_DOCUMENT EXCERPT_.
►

After hearing about Unity Day, students at the Episcopal School of Dallas wanted to know how they could help. Jenny Esteve, a third grade teacher at ESD, helped her students organize a skit about bullying, that raised awareness and encouraged friends to stand up for each other and not be a bystander or a bully. However, before the students would wear their orange to school, more planning had to be done.

“I asked students to make orange posters with uplifting and inspirational messages, get permission to wear orange shirts instead of their uniforms, and write a skit to perform in chapel,” Esteve said. “I really hope we can make this a yearly tradition.”

So they did.  Students put together an action plan and presented their ideas to Sandy Kerr, Head of Lower School.

On Unity Day, orange shirts, ties, and hair bows could be seen buzzing about the halls of the Lower School campus. An orange chain, made out of construction paper, also adorned the cafeteria wall with messages like “Stay Strong” and “Be Brave. Stand Up.”

“We thought if we could make a difference, then we could get the whole school to help,” a third grader said. “We worked really hard, but I think all our work was worth it.”

◄

Data lines:
►

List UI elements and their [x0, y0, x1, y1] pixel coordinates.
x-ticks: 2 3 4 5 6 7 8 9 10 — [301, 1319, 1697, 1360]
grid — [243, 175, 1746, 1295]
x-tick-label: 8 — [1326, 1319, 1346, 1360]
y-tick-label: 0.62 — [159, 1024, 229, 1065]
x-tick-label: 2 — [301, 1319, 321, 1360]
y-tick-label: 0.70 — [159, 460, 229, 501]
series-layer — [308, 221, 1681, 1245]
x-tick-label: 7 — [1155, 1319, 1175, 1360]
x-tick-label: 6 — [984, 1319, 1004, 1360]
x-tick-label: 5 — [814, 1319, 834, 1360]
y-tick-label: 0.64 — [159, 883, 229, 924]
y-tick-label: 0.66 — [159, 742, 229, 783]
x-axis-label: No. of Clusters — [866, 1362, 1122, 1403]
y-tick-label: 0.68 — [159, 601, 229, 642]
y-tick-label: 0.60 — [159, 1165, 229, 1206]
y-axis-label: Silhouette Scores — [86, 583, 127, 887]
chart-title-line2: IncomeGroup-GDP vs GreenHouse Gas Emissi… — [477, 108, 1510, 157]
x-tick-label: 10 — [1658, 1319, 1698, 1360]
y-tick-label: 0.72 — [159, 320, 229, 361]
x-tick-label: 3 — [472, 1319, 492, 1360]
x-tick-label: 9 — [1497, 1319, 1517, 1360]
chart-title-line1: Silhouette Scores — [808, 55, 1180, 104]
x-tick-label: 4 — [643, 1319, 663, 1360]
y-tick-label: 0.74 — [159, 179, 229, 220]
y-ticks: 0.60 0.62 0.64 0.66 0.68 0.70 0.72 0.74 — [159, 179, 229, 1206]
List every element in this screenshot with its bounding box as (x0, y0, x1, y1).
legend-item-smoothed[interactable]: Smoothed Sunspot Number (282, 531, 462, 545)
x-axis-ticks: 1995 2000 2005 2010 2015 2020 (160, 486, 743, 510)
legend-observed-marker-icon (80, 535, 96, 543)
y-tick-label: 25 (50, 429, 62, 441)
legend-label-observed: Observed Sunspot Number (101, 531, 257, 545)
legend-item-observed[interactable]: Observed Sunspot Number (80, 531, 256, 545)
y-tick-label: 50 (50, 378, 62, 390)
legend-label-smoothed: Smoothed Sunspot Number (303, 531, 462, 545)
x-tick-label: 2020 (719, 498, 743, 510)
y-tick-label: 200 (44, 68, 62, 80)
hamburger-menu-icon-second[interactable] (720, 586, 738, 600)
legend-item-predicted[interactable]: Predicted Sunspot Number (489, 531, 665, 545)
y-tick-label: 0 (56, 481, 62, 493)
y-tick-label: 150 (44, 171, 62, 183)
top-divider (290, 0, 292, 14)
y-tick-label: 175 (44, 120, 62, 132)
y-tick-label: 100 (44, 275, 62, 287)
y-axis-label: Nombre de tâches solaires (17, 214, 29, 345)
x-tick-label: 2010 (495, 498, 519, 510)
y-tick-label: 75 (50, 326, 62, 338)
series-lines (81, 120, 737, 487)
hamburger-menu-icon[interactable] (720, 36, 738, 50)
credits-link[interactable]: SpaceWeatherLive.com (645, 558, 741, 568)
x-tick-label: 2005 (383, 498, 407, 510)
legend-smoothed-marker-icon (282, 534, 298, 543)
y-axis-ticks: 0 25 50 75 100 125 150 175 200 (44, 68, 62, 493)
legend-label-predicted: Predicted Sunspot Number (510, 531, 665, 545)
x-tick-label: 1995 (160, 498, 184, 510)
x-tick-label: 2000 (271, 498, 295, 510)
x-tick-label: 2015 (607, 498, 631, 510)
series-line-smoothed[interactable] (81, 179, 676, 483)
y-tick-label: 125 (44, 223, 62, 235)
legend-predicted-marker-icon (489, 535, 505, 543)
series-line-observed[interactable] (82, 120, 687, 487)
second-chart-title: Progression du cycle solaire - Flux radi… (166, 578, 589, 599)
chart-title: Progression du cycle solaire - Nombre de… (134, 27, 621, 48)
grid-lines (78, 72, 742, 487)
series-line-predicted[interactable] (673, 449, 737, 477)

◄

_SHORT EXERCISE 1_.
In the Unity Day article, to whom did the students present their action plan?
_SHORT EXERCISE 2_.
Resume the Unity Day article, picking up after its final paragraph.

_ANSWER 1_.
Sandy Kerr, Head of Lower School.

_ANSWER 2_.
Several other classes participated in Unity Day, including Allison Hogan’s Primer class. Students were shown picture books that incorporated the golden rule, and were taught about the importance of treating one another with respect. The Play-Doh Pit in Julie Butterworth’s Beginners class was also turned orange.

According to the National Association of School Psychologists, every day nearly 160,000 students nationwide skip school for fear of being bullied by their peers. They report that in one year, more than 3.2 million students will be the victims of some form of bullying.

“I am so proud of our students,” Kerr said. “They saw an opportunity to make a difference, so they implemented a plan and demonstrated the kind of character we all want to have.”